AIM OF THE EXERCISE = Check every line of the entries for "Mbps", and copy the lines that hold it.

AVAILABLE RECORDS =
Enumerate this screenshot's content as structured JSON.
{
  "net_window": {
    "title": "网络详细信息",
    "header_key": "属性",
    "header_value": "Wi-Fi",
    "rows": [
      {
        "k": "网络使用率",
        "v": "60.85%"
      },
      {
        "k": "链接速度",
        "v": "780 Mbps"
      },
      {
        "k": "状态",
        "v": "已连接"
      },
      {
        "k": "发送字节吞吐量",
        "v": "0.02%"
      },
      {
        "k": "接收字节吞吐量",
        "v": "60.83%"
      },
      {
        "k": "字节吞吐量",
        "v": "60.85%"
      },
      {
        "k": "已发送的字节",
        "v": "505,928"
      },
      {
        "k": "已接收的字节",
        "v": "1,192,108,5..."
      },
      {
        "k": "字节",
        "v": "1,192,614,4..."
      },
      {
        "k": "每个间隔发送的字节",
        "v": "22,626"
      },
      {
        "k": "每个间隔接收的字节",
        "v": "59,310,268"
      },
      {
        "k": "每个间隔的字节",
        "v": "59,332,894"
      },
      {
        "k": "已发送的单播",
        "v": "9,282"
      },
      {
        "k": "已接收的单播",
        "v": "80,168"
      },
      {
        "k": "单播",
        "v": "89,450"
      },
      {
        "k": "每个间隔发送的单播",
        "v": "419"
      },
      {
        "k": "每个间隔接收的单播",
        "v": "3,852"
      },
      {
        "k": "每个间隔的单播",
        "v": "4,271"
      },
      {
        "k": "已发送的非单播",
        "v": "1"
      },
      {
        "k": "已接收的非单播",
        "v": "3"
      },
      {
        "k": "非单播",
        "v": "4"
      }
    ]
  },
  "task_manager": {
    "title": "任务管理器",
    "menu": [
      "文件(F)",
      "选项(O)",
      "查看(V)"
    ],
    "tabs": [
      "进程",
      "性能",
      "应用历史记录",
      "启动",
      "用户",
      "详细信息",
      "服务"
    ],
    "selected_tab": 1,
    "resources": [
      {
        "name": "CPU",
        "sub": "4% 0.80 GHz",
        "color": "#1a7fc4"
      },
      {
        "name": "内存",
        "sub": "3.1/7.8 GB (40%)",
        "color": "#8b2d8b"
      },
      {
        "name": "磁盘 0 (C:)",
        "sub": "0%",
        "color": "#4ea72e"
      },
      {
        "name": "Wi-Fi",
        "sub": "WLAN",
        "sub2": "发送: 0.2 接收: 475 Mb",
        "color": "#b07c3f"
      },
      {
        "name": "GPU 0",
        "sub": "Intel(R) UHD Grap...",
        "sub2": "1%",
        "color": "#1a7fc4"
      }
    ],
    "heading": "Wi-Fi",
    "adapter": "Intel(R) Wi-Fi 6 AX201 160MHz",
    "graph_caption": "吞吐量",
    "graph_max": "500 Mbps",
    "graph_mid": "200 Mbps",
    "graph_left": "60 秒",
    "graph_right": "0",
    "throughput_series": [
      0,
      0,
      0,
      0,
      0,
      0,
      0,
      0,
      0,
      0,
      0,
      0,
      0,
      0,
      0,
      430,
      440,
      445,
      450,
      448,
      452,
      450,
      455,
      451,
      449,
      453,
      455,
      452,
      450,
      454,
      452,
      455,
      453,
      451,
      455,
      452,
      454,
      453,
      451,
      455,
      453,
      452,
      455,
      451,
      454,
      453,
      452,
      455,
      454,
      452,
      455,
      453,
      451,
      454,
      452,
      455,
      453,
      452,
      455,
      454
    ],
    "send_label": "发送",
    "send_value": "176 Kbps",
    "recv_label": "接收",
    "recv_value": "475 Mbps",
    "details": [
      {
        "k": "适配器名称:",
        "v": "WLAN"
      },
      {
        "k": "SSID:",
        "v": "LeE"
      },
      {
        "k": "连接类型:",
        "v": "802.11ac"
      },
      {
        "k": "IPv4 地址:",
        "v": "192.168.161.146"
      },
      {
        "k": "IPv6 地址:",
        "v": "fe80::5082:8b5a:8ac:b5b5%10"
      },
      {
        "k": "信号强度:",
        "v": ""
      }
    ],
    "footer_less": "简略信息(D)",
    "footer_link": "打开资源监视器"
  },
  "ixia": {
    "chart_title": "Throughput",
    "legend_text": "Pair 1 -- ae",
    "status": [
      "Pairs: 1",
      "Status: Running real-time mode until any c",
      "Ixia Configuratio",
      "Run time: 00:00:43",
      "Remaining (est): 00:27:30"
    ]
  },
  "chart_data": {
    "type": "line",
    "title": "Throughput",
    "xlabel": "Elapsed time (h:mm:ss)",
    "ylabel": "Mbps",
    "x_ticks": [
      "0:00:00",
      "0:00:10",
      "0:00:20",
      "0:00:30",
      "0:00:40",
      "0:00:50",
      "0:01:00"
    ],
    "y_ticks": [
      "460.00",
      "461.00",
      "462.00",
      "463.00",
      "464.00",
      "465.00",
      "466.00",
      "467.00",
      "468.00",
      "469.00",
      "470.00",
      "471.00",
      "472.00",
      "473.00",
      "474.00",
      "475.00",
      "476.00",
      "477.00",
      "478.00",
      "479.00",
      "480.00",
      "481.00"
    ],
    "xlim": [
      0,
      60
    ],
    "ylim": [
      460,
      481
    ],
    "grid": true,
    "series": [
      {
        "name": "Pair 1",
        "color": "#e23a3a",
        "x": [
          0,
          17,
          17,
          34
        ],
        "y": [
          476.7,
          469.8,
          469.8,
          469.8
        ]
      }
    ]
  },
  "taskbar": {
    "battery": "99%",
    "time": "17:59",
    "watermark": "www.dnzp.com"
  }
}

COMPLETED EXERCISE =
        "v": "780 Mbps"
    "graph_max": "500 Mbps",
    "graph_mid": "200 Mbps",
    "recv_value": "475 Mbps",
    "ylabel": "Mbps",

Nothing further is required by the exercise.